**The data**
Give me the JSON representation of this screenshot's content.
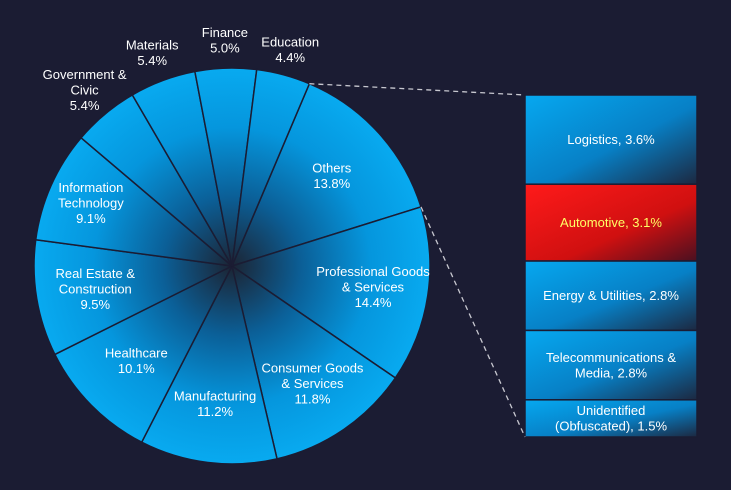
{
  "chart_data": {
    "type": "bar-of-pie",
    "pie": {
      "slices": [
        {
          "label": [
            "Others"
          ],
          "value": 13.8,
          "value_text": "13.8%"
        },
        {
          "label": [
            "Professional Goods",
            "& Services"
          ],
          "value": 14.4,
          "value_text": "14.4%"
        },
        {
          "label": [
            "Consumer Goods",
            "& Services"
          ],
          "value": 11.8,
          "value_text": "11.8%"
        },
        {
          "label": [
            "Manufacturing"
          ],
          "value": 11.2,
          "value_text": "11.2%"
        },
        {
          "label": [
            "Healthcare"
          ],
          "value": 10.1,
          "value_text": "10.1%"
        },
        {
          "label": [
            "Real Estate &",
            "Construction"
          ],
          "value": 9.5,
          "value_text": "9.5%"
        },
        {
          "label": [
            "Information",
            "Technology"
          ],
          "value": 9.1,
          "value_text": "9.1%"
        },
        {
          "label": [
            "Government &",
            "Civic"
          ],
          "value": 5.4,
          "value_text": "5.4%"
        },
        {
          "label": [
            "Materials"
          ],
          "value": 5.4,
          "value_text": "5.4%"
        },
        {
          "label": [
            "Finance"
          ],
          "value": 5.0,
          "value_text": "5.0%"
        },
        {
          "label": [
            "Education"
          ],
          "value": 4.4,
          "value_text": "4.4%"
        }
      ]
    },
    "breakdown_bar": {
      "parent": "Others",
      "segments": [
        {
          "label": [
            "Logistics, 3.6%"
          ],
          "value": 3.6,
          "highlight": false
        },
        {
          "label": [
            "Automotive, 3.1%"
          ],
          "value": 3.1,
          "highlight": true
        },
        {
          "label": [
            "Energy & Utilities, 2.8%"
          ],
          "value": 2.8,
          "highlight": false
        },
        {
          "label": [
            "Telecommunications &",
            "Media, 2.8%"
          ],
          "value": 2.8,
          "highlight": false
        },
        {
          "label": [
            "Unidentified",
            "(Obfuscated), 1.5%"
          ],
          "value": 1.5,
          "highlight": false
        }
      ]
    },
    "colors": {
      "background": "#1b1c33",
      "slice": "#06a6ee",
      "slice_dark": "#1c2433",
      "highlight": "#ee1111",
      "highlight_text": "#ffff66",
      "connector": "#c8c8d0"
    }
  }
}
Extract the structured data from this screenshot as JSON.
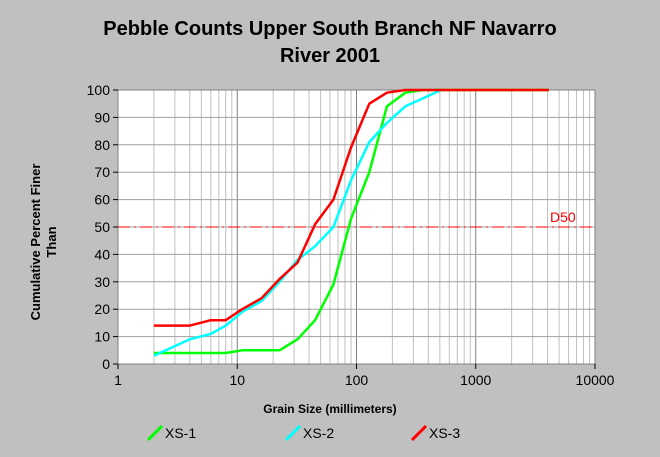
{
  "chart_data": {
    "type": "line",
    "title_line1": "Pebble Counts Upper South Branch NF Navarro",
    "title_line2": "River 2001",
    "xlabel": "Grain Size (millimeters)",
    "ylabel_line1": "Cumulative Percent Finer",
    "ylabel_line2": "Than",
    "x_scale": "log",
    "xlim": [
      1,
      10000
    ],
    "ylim": [
      0,
      100
    ],
    "x_ticks": [
      1,
      10,
      100,
      1000,
      10000
    ],
    "y_ticks": [
      0,
      10,
      20,
      30,
      40,
      50,
      60,
      70,
      80,
      90,
      100
    ],
    "grid": true,
    "legend_position": "bottom",
    "reference_line": {
      "label": "D50",
      "y": 50,
      "color": "#ff0000"
    },
    "series": [
      {
        "name": "XS-1",
        "color": "#00ff00",
        "x": [
          2,
          4,
          8,
          11,
          16,
          22.6,
          32,
          45,
          64,
          90,
          128,
          180,
          256,
          362,
          512,
          4096
        ],
        "y": [
          4,
          4,
          4,
          5,
          5,
          5,
          9,
          16,
          29,
          53,
          70,
          94,
          99,
          100,
          100,
          100
        ]
      },
      {
        "name": "XS-2",
        "color": "#00ffff",
        "x": [
          2,
          4,
          6,
          8,
          11,
          16,
          22.6,
          32,
          45,
          64,
          90,
          128,
          180,
          256,
          362,
          512
        ],
        "y": [
          3,
          9,
          11,
          14,
          19,
          23,
          30,
          38,
          43,
          50,
          67,
          81,
          88,
          94,
          97,
          100
        ]
      },
      {
        "name": "XS-3",
        "color": "#ff0000",
        "x": [
          2,
          4,
          6,
          8,
          11,
          16,
          22.6,
          32,
          45,
          64,
          90,
          128,
          180,
          256,
          362,
          512,
          4096
        ],
        "y": [
          14,
          14,
          16,
          16,
          20,
          24,
          31,
          37,
          51,
          60,
          79,
          95,
          99,
          100,
          100,
          100,
          100
        ]
      }
    ]
  }
}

**Exercise goal**
Write every entry out again exactly, dropping the pictures.

**Output of the exercise**
Give me the JSON representation of this screenshot's content.
{
  "chart_data": {
    "type": "bar-of-pie",
    "pie": {
      "slices": [
        {
          "label": [
            "Others"
          ],
          "value": 13.8,
          "value_text": "13.8%"
        },
        {
          "label": [
            "Professional Goods",
            "& Services"
          ],
          "value": 14.4,
          "value_text": "14.4%"
        },
        {
          "label": [
            "Consumer Goods",
            "& Services"
          ],
          "value": 11.8,
          "value_text": "11.8%"
        },
        {
          "label": [
            "Manufacturing"
          ],
          "value": 11.2,
          "value_text": "11.2%"
        },
        {
          "label": [
            "Healthcare"
          ],
          "value": 10.1,
          "value_text": "10.1%"
        },
        {
          "label": [
            "Real Estate &",
            "Construction"
          ],
          "value": 9.5,
          "value_text": "9.5%"
        },
        {
          "label": [
            "Information",
            "Technology"
          ],
          "value": 9.1,
          "value_text": "9.1%"
        },
        {
          "label": [
            "Government &",
            "Civic"
          ],
          "value": 5.4,
          "value_text": "5.4%"
        },
        {
          "label": [
            "Materials"
          ],
          "value": 5.4,
          "value_text": "5.4%"
        },
        {
          "label": [
            "Finance"
          ],
          "value": 5.0,
          "value_text": "5.0%"
        },
        {
          "label": [
            "Education"
          ],
          "value": 4.4,
          "value_text": "4.4%"
        }
      ]
    },
    "breakdown_bar": {
      "parent": "Others",
      "segments": [
        {
          "label": [
            "Logistics, 3.6%"
          ],
          "value": 3.6,
          "highlight": false
        },
        {
          "label": [
            "Automotive, 3.1%"
          ],
          "value": 3.1,
          "highlight": true
        },
        {
          "label": [
            "Energy & Utilities, 2.8%"
          ],
          "value": 2.8,
          "highlight": false
        },
        {
          "label": [
            "Telecommunications &",
            "Media, 2.8%"
          ],
          "value": 2.8,
          "highlight": false
        },
        {
          "label": [
            "Unidentified",
            "(Obfuscated), 1.5%"
          ],
          "value": 1.5,
          "highlight": false
        }
      ]
    },
    "colors": {
      "background": "#1b1c33",
      "slice": "#06a6ee",
      "slice_dark": "#1c2433",
      "highlight": "#ee1111",
      "highlight_text": "#ffff66",
      "connector": "#c8c8d0"
    }
  }
}
Extract the structured data from this screenshot as JSON.
{
  "chart_data": {
    "type": "line",
    "title_line1": "Pebble Counts Upper South Branch NF Navarro",
    "title_line2": "River 2001",
    "xlabel": "Grain Size (millimeters)",
    "ylabel_line1": "Cumulative Percent Finer",
    "ylabel_line2": "Than",
    "x_scale": "log",
    "xlim": [
      1,
      10000
    ],
    "ylim": [
      0,
      100
    ],
    "x_ticks": [
      1,
      10,
      100,
      1000,
      10000
    ],
    "y_ticks": [
      0,
      10,
      20,
      30,
      40,
      50,
      60,
      70,
      80,
      90,
      100
    ],
    "grid": true,
    "legend_position": "bottom",
    "reference_line": {
      "label": "D50",
      "y": 50,
      "color": "#ff0000"
    },
    "series": [
      {
        "name": "XS-1",
        "color": "#00ff00",
        "x": [
          2,
          4,
          8,
          11,
          16,
          22.6,
          32,
          45,
          64,
          90,
          128,
          180,
          256,
          362,
          512,
          4096
        ],
        "y": [
          4,
          4,
          4,
          5,
          5,
          5,
          9,
          16,
          29,
          53,
          70,
          94,
          99,
          100,
          100,
          100
        ]
      },
      {
        "name": "XS-2",
        "color": "#00ffff",
        "x": [
          2,
          4,
          6,
          8,
          11,
          16,
          22.6,
          32,
          45,
          64,
          90,
          128,
          180,
          256,
          362,
          512
        ],
        "y": [
          3,
          9,
          11,
          14,
          19,
          23,
          30,
          38,
          43,
          50,
          67,
          81,
          88,
          94,
          97,
          100
        ]
      },
      {
        "name": "XS-3",
        "color": "#ff0000",
        "x": [
          2,
          4,
          6,
          8,
          11,
          16,
          22.6,
          32,
          45,
          64,
          90,
          128,
          180,
          256,
          362,
          512,
          4096
        ],
        "y": [
          14,
          14,
          16,
          16,
          20,
          24,
          31,
          37,
          51,
          60,
          79,
          95,
          99,
          100,
          100,
          100,
          100
        ]
      }
    ]
  }
}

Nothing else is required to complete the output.